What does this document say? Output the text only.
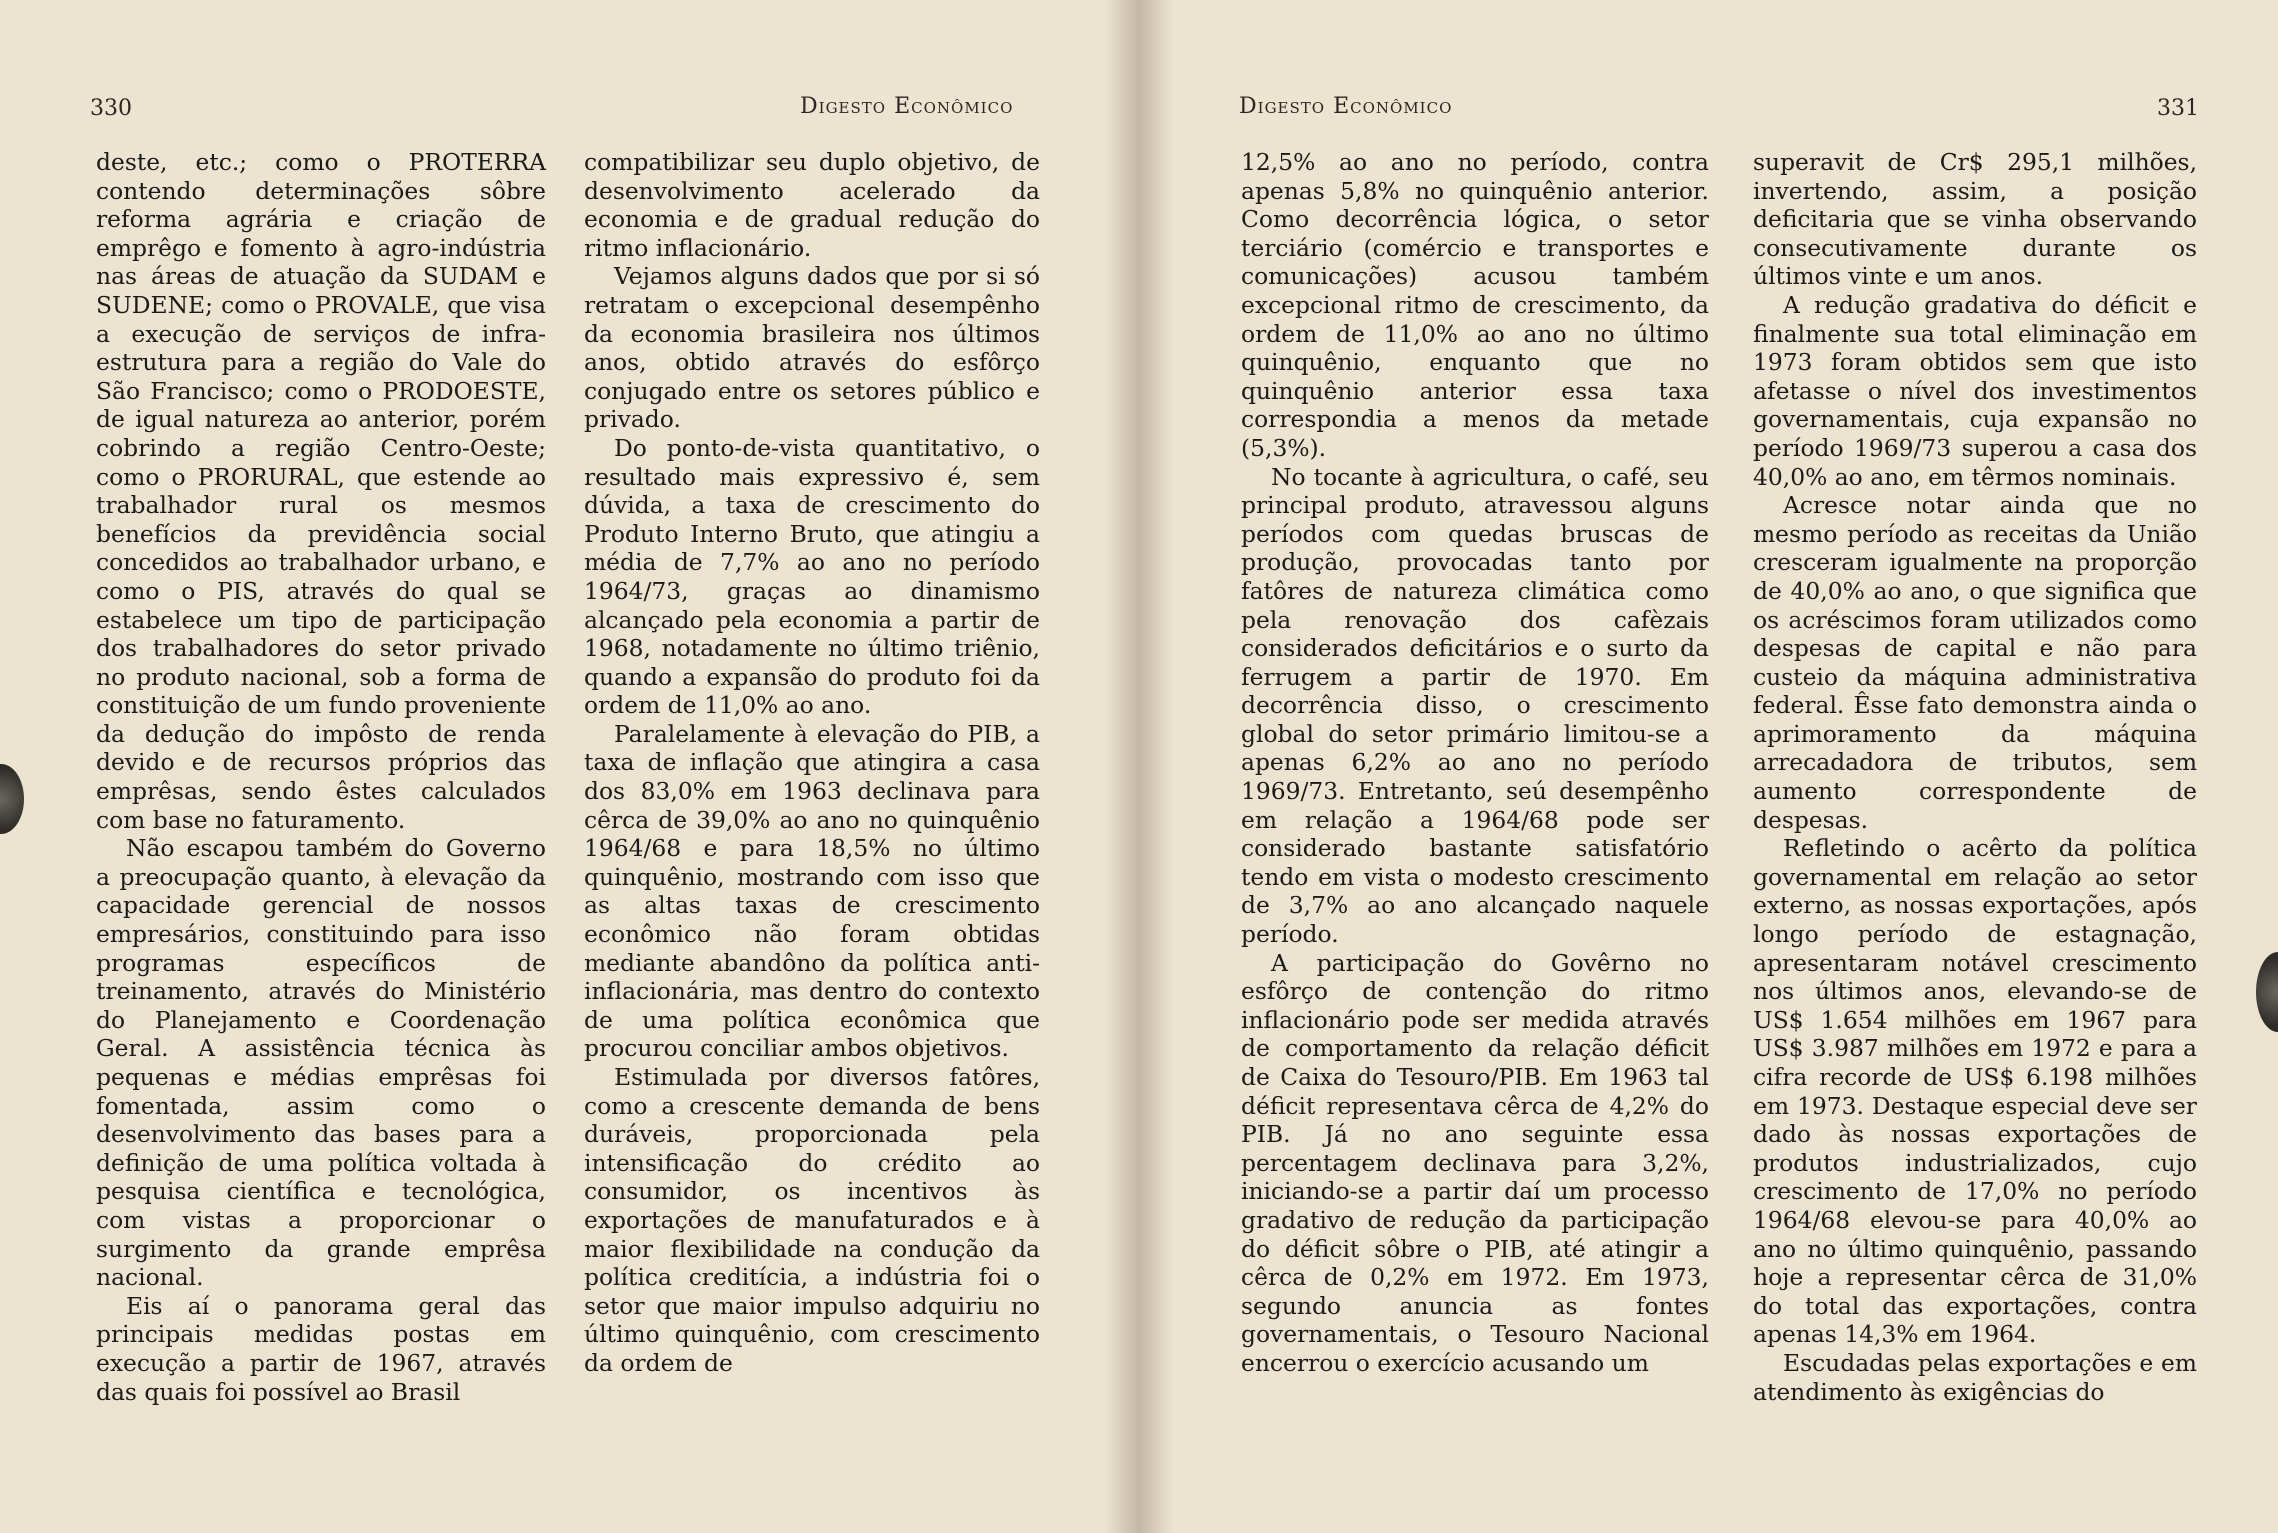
330	Digesto Econômico

deste, etc.; como o PROTERRA contendo determinações sôbre reforma agrária e criação de emprêgo e fomento à agro-indústria nas áreas de atuação da SUDAM e SUDENE; como o PROVALE, que visa a execução de serviços de infra-estrutura para a região do Vale do São Francisco; como o PRODOESTE, de igual natureza ao anterior, porém cobrindo a região Centro-Oeste; como o PRORURAL, que estende ao trabalhador rural os mesmos benefícios da previdência social concedidos ao trabalhador urbano, e como o PIS, através do qual se estabelece um tipo de participação dos trabalhadores do setor privado no produto nacional, sob a forma de constituição de um fundo proveniente da dedução do impôsto de renda devido e de recursos próprios das emprêsas, sendo êstes calculados com base no faturamento.

Não escapou também do Governo a preocupação quanto, à elevação da capacidade gerencial de nossos empresários, constituindo para isso programas específicos de treinamento, através do Ministério do Planejamento e Coordenação Geral. A assistência técnica às pequenas e médias emprêsas foi fomentada, assim como o desenvolvimento das bases para a definição de uma política voltada à pesquisa científica e tecnológica, com vistas a proporcionar o surgimento da grande emprêsa nacional.

Eis aí o panorama geral das principais medidas postas em execução a partir de 1967, através das quais foi possível ao Brasil

compatibilizar seu duplo objetivo, de desenvolvimento acelerado da economia e de gradual redução do ritmo inflacionário.

Vejamos alguns dados que por si só retratam o excepcional desempênho da economia brasileira nos últimos anos, obtido através do esfôrço conjugado entre os setores público e privado.

Do ponto-de-vista quantitativo, o resultado mais expressivo é, sem dúvida, a taxa de crescimento do Produto Interno Bruto, que atingiu a média de 7,7% ao ano no período 1964/73, graças ao dinamismo alcançado pela economia a partir de 1968, notadamente no último triênio, quando a expansão do produto foi da ordem de 11,0% ao ano.

Paralelamente à elevação do PIB, a taxa de inflação que atingira a casa dos 83,0% em 1963 declinava para cêrca de 39,0% ao ano no quinquênio 1964/68 e para 18,5% no último quinquênio, mostrando com isso que as altas taxas de crescimento econômico não foram obtidas mediante abandôno da política anti-inflacionária, mas dentro do contexto de uma política econômica que procurou conciliar ambos objetivos.

Estimulada por diversos fatôres, como a crescente demanda de bens duráveis, proporcionada pela intensificação do crédito ao consumidor, os incentivos às exportações de manufaturados e à maior flexibilidade na condução da política creditícia, a indústria foi o setor que maior impulso adquiriu no último quinquênio, com crescimento da ordem de

Digesto Econômico	331

12,5% ao ano no período, contra apenas 5,8% no quinquênio anterior. Como decorrência lógica, o setor terciário (comércio e transportes e comunicações) acusou também excepcional ritmo de crescimento, da ordem de 11,0% ao ano no último quinquênio, enquanto que no quinquênio anterior essa taxa correspondia a menos da metade (5,3%).

No tocante à agricultura, o café, seu principal produto, atravessou alguns períodos com quedas bruscas de produção, provocadas tanto por fatôres de natureza climática como pela renovação dos cafèzais considerados deficitários e o surto da ferrugem a partir de 1970. Em decorrência disso, o crescimento global do setor primário limitou-se a apenas 6,2% ao ano no período 1969/73. Entretanto, seú desempênho em relação a 1964/68 pode ser considerado bastante satisfatório tendo em vista o modesto crescimento de 3,7% ao ano alcançado naquele período.

A participação do Govêrno no esfôrço de contenção do ritmo inflacionário pode ser medida através de comportamento da relação déficit de Caixa do Tesouro/PIB. Em 1963 tal déficit representava cêrca de 4,2% do PIB. Já no ano seguinte essa percentagem declinava para 3,2%, iniciando-se a partir daí um processo gradativo de redução da participação do déficit sôbre o PIB, até atingir a cêrca de 0,2% em 1972. Em 1973, segundo anuncia as fontes governamentais, o Tesouro Nacional encerrou o exercício acusando um

superavit de Cr$ 295,1 milhões, invertendo, assim, a posição deficitaria que se vinha observando consecutivamente durante os últimos vinte e um anos.

A redução gradativa do déficit e finalmente sua total eliminação em 1973 foram obtidos sem que isto afetasse o nível dos investimentos governamentais, cuja expansão no período 1969/73 superou a casa dos 40,0% ao ano, em têrmos nominais.

Acresce notar ainda que no mesmo período as receitas da União cresceram igualmente na proporção de 40,0% ao ano, o que significa que os acréscimos foram utilizados como despesas de capital e não para custeio da máquina administrativa federal. Êsse fato demonstra ainda o aprimoramento da máquina arrecadadora de tributos, sem aumento correspondente de despesas.

Refletindo o acêrto da política governamental em relação ao setor externo, as nossas exportações, após longo período de estagnação, apresentaram notável crescimento nos últimos anos, elevando-se de US$ 1.654 milhões em 1967 para US$ 3.987 milhões em 1972 e para a cifra recorde de US$ 6.198 milhões em 1973. Destaque especial deve ser dado às nossas exportações de produtos industrializados, cujo crescimento de 17,0% no período 1964/68 elevou-se para 40,0% ao ano no último quinquênio, passando hoje a representar cêrca de 31,0% do total das exportações, contra apenas 14,3% em 1964.

Escudadas pelas exportações e em atendimento às exigências do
:::
Each line of the data that includes the word "economia" counts once; report the total and nothing more.

3